- Aim: Without the pictures, return all of the material exactly as written.

- Given entries:
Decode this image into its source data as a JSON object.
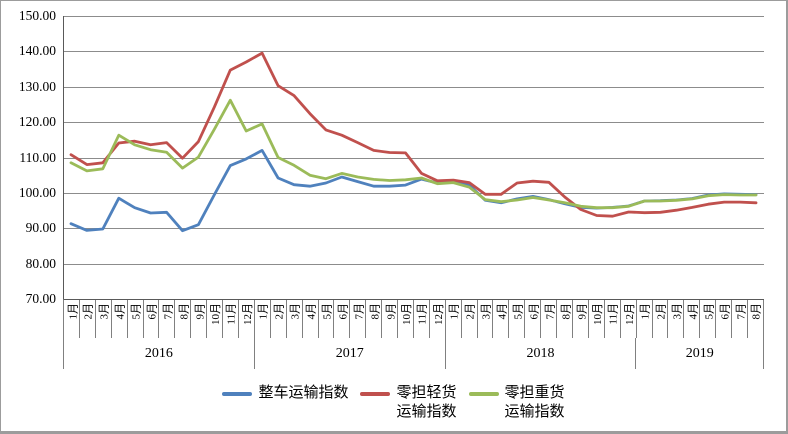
{
  "chart_data": {
    "type": "line",
    "title": "",
    "y_axis": {
      "min": 70,
      "max": 150,
      "step": 10,
      "grid": true,
      "tick_labels": [
        "150.00",
        "140.00",
        "130.00",
        "120.00",
        "110.00",
        "100.00",
        "90.00",
        "80.00",
        "70.00"
      ]
    },
    "x_axis": {
      "month_labels": [
        "1月",
        "2月",
        "3月",
        "4月",
        "5月",
        "6月",
        "7月",
        "8月",
        "9月",
        "10月",
        "11月",
        "12月",
        "1月",
        "2月",
        "3月",
        "4月",
        "5月",
        "6月",
        "7月",
        "8月",
        "9月",
        "10月",
        "11月",
        "12月",
        "1月",
        "2月",
        "3月",
        "4月",
        "5月",
        "6月",
        "7月",
        "8月",
        "9月",
        "10月",
        "11月",
        "12月",
        "1月",
        "2月",
        "3月",
        "4月",
        "5月",
        "6月",
        "7月",
        "8月"
      ],
      "year_groups": [
        {
          "label": "2016",
          "months": 12
        },
        {
          "label": "2017",
          "months": 12
        },
        {
          "label": "2018",
          "months": 12
        },
        {
          "label": "2019",
          "months": 8
        }
      ]
    },
    "series": [
      {
        "name": "整车运输指数",
        "color": "#4F81BD",
        "values": [
          91.3,
          89.4,
          89.8,
          98.5,
          95.8,
          94.3,
          94.5,
          89.3,
          91.0,
          99.5,
          107.7,
          109.6,
          112.0,
          104.2,
          102.3,
          101.9,
          102.8,
          104.5,
          103.2,
          101.9,
          101.9,
          102.2,
          103.9,
          102.8,
          103.4,
          102.2,
          97.9,
          97.2,
          98.3,
          99.0,
          98.1,
          96.9,
          95.9,
          95.7,
          95.9,
          96.3,
          97.7,
          97.8,
          98.0,
          98.4,
          99.4,
          99.7,
          99.6,
          99.5
        ]
      },
      {
        "name": "零担轻货运输指数",
        "color": "#C0504D",
        "values": [
          110.8,
          108.0,
          108.5,
          114.1,
          114.6,
          113.6,
          114.2,
          109.8,
          114.5,
          124.3,
          134.7,
          137.0,
          139.5,
          130.3,
          127.5,
          122.4,
          117.8,
          116.3,
          114.2,
          112.0,
          111.4,
          111.3,
          105.5,
          103.4,
          103.6,
          102.9,
          99.6,
          99.6,
          102.8,
          103.3,
          103.0,
          98.8,
          95.3,
          93.6,
          93.4,
          94.6,
          94.4,
          94.5,
          95.1,
          95.9,
          96.8,
          97.4,
          97.4,
          97.2
        ]
      },
      {
        "name": "零担重货运输指数",
        "color": "#9BBB59",
        "values": [
          108.5,
          106.2,
          106.8,
          116.3,
          113.6,
          112.2,
          111.5,
          107.0,
          110.1,
          118.0,
          126.2,
          117.5,
          119.5,
          110.0,
          107.8,
          105.0,
          104.0,
          105.5,
          104.5,
          103.8,
          103.5,
          103.7,
          104.2,
          102.6,
          102.9,
          101.6,
          98.1,
          97.5,
          98.0,
          98.7,
          98.0,
          97.2,
          96.2,
          95.8,
          95.8,
          96.2,
          97.7,
          97.7,
          97.9,
          98.3,
          99.2,
          99.5,
          99.4,
          99.4
        ]
      }
    ],
    "legend": {
      "position": "bottom",
      "items": [
        {
          "lines": [
            "整车运输指数",
            ""
          ],
          "color": "#4F81BD"
        },
        {
          "lines": [
            "零担轻货",
            "运输指数"
          ],
          "color": "#C0504D"
        },
        {
          "lines": [
            "零担重货",
            "运输指数"
          ],
          "color": "#9BBB59"
        }
      ]
    },
    "colors": {
      "gridline": "#8C8C8C",
      "axis": "#595959",
      "background": "#FFFFFF",
      "border": "#9C9C9C"
    }
  }
}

- Completed exercise:
Decode this image into its source data as a JSON object.
{
  "chart_data": {
    "type": "line",
    "title": "",
    "y_axis": {
      "min": 70,
      "max": 150,
      "step": 10,
      "grid": true,
      "tick_labels": [
        "150.00",
        "140.00",
        "130.00",
        "120.00",
        "110.00",
        "100.00",
        "90.00",
        "80.00",
        "70.00"
      ]
    },
    "x_axis": {
      "month_labels": [
        "1月",
        "2月",
        "3月",
        "4月",
        "5月",
        "6月",
        "7月",
        "8月",
        "9月",
        "10月",
        "11月",
        "12月",
        "1月",
        "2月",
        "3月",
        "4月",
        "5月",
        "6月",
        "7月",
        "8月",
        "9月",
        "10月",
        "11月",
        "12月",
        "1月",
        "2月",
        "3月",
        "4月",
        "5月",
        "6月",
        "7月",
        "8月",
        "9月",
        "10月",
        "11月",
        "12月",
        "1月",
        "2月",
        "3月",
        "4月",
        "5月",
        "6月",
        "7月",
        "8月"
      ],
      "year_groups": [
        {
          "label": "2016",
          "months": 12
        },
        {
          "label": "2017",
          "months": 12
        },
        {
          "label": "2018",
          "months": 12
        },
        {
          "label": "2019",
          "months": 8
        }
      ]
    },
    "series": [
      {
        "name": "整车运输指数",
        "color": "#4F81BD",
        "values": [
          91.3,
          89.4,
          89.8,
          98.5,
          95.8,
          94.3,
          94.5,
          89.3,
          91.0,
          99.5,
          107.7,
          109.6,
          112.0,
          104.2,
          102.3,
          101.9,
          102.8,
          104.5,
          103.2,
          101.9,
          101.9,
          102.2,
          103.9,
          102.8,
          103.4,
          102.2,
          97.9,
          97.2,
          98.3,
          99.0,
          98.1,
          96.9,
          95.9,
          95.7,
          95.9,
          96.3,
          97.7,
          97.8,
          98.0,
          98.4,
          99.4,
          99.7,
          99.6,
          99.5
        ]
      },
      {
        "name": "零担轻货运输指数",
        "color": "#C0504D",
        "values": [
          110.8,
          108.0,
          108.5,
          114.1,
          114.6,
          113.6,
          114.2,
          109.8,
          114.5,
          124.3,
          134.7,
          137.0,
          139.5,
          130.3,
          127.5,
          122.4,
          117.8,
          116.3,
          114.2,
          112.0,
          111.4,
          111.3,
          105.5,
          103.4,
          103.6,
          102.9,
          99.6,
          99.6,
          102.8,
          103.3,
          103.0,
          98.8,
          95.3,
          93.6,
          93.4,
          94.6,
          94.4,
          94.5,
          95.1,
          95.9,
          96.8,
          97.4,
          97.4,
          97.2
        ]
      },
      {
        "name": "零担重货运输指数",
        "color": "#9BBB59",
        "values": [
          108.5,
          106.2,
          106.8,
          116.3,
          113.6,
          112.2,
          111.5,
          107.0,
          110.1,
          118.0,
          126.2,
          117.5,
          119.5,
          110.0,
          107.8,
          105.0,
          104.0,
          105.5,
          104.5,
          103.8,
          103.5,
          103.7,
          104.2,
          102.6,
          102.9,
          101.6,
          98.1,
          97.5,
          98.0,
          98.7,
          98.0,
          97.2,
          96.2,
          95.8,
          95.8,
          96.2,
          97.7,
          97.7,
          97.9,
          98.3,
          99.2,
          99.5,
          99.4,
          99.4
        ]
      }
    ],
    "legend": {
      "position": "bottom",
      "items": [
        {
          "lines": [
            "整车运输指数",
            ""
          ],
          "color": "#4F81BD"
        },
        {
          "lines": [
            "零担轻货",
            "运输指数"
          ],
          "color": "#C0504D"
        },
        {
          "lines": [
            "零担重货",
            "运输指数"
          ],
          "color": "#9BBB59"
        }
      ]
    },
    "colors": {
      "gridline": "#8C8C8C",
      "axis": "#595959",
      "background": "#FFFFFF",
      "border": "#9C9C9C"
    }
  }
}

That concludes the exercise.